> [What to do]:
Reproduce all the entries exactly and keep the pictures out.

================

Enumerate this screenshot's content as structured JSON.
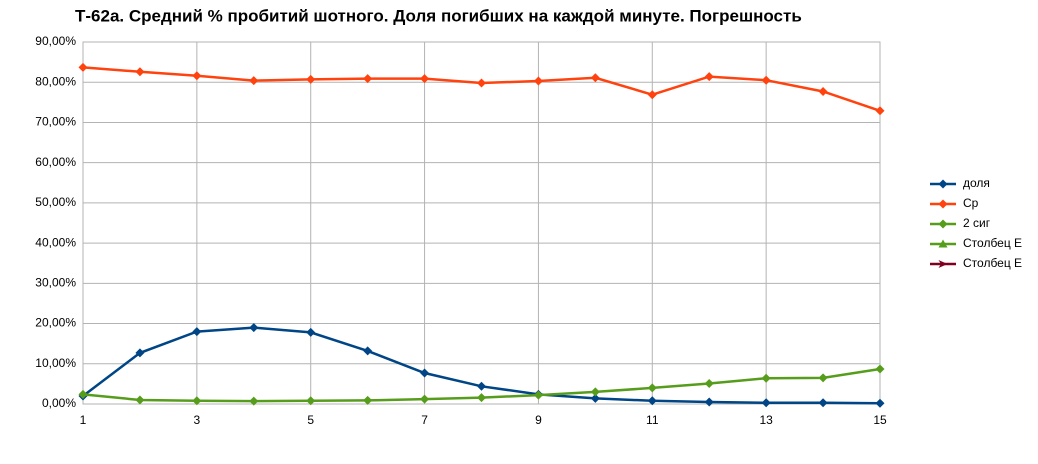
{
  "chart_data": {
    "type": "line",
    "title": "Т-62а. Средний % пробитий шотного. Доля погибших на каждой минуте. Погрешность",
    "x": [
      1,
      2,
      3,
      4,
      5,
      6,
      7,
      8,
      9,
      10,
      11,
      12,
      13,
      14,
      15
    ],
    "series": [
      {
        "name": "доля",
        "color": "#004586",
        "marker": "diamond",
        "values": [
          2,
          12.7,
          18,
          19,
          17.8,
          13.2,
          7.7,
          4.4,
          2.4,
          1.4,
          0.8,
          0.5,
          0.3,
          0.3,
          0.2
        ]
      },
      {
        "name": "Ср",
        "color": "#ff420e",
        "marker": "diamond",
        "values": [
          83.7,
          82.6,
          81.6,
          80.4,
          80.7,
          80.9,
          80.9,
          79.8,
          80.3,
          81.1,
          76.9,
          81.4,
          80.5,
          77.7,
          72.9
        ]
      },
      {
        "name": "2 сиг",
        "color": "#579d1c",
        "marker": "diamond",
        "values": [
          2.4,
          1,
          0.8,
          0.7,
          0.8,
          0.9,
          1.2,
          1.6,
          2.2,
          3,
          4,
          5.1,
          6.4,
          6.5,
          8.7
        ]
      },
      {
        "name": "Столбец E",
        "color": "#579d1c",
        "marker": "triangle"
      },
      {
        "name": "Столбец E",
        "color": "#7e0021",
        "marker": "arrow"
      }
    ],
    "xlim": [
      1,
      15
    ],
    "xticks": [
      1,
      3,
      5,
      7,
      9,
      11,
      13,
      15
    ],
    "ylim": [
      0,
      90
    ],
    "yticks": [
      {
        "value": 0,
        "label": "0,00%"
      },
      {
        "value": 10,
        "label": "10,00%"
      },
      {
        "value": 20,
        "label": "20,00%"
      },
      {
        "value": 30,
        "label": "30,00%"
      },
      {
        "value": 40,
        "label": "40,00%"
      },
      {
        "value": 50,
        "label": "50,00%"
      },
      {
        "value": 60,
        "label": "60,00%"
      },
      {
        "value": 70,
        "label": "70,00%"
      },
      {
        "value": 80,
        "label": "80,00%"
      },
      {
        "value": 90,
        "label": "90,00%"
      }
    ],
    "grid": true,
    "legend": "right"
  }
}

================

> [Completed task]:
Enumerate this screenshot's content as structured JSON.
{
  "chart_data": {
    "type": "line",
    "title": "Т-62а. Средний % пробитий шотного. Доля погибших на каждой минуте. Погрешность",
    "x": [
      1,
      2,
      3,
      4,
      5,
      6,
      7,
      8,
      9,
      10,
      11,
      12,
      13,
      14,
      15
    ],
    "series": [
      {
        "name": "доля",
        "color": "#004586",
        "marker": "diamond",
        "values": [
          2,
          12.7,
          18,
          19,
          17.8,
          13.2,
          7.7,
          4.4,
          2.4,
          1.4,
          0.8,
          0.5,
          0.3,
          0.3,
          0.2
        ]
      },
      {
        "name": "Ср",
        "color": "#ff420e",
        "marker": "diamond",
        "values": [
          83.7,
          82.6,
          81.6,
          80.4,
          80.7,
          80.9,
          80.9,
          79.8,
          80.3,
          81.1,
          76.9,
          81.4,
          80.5,
          77.7,
          72.9
        ]
      },
      {
        "name": "2 сиг",
        "color": "#579d1c",
        "marker": "diamond",
        "values": [
          2.4,
          1,
          0.8,
          0.7,
          0.8,
          0.9,
          1.2,
          1.6,
          2.2,
          3,
          4,
          5.1,
          6.4,
          6.5,
          8.7
        ]
      },
      {
        "name": "Столбец E",
        "color": "#579d1c",
        "marker": "triangle"
      },
      {
        "name": "Столбец E",
        "color": "#7e0021",
        "marker": "arrow"
      }
    ],
    "xlim": [
      1,
      15
    ],
    "xticks": [
      1,
      3,
      5,
      7,
      9,
      11,
      13,
      15
    ],
    "ylim": [
      0,
      90
    ],
    "yticks": [
      {
        "value": 0,
        "label": "0,00%"
      },
      {
        "value": 10,
        "label": "10,00%"
      },
      {
        "value": 20,
        "label": "20,00%"
      },
      {
        "value": 30,
        "label": "30,00%"
      },
      {
        "value": 40,
        "label": "40,00%"
      },
      {
        "value": 50,
        "label": "50,00%"
      },
      {
        "value": 60,
        "label": "60,00%"
      },
      {
        "value": 70,
        "label": "70,00%"
      },
      {
        "value": 80,
        "label": "80,00%"
      },
      {
        "value": 90,
        "label": "90,00%"
      }
    ],
    "grid": true,
    "legend": "right"
  }
}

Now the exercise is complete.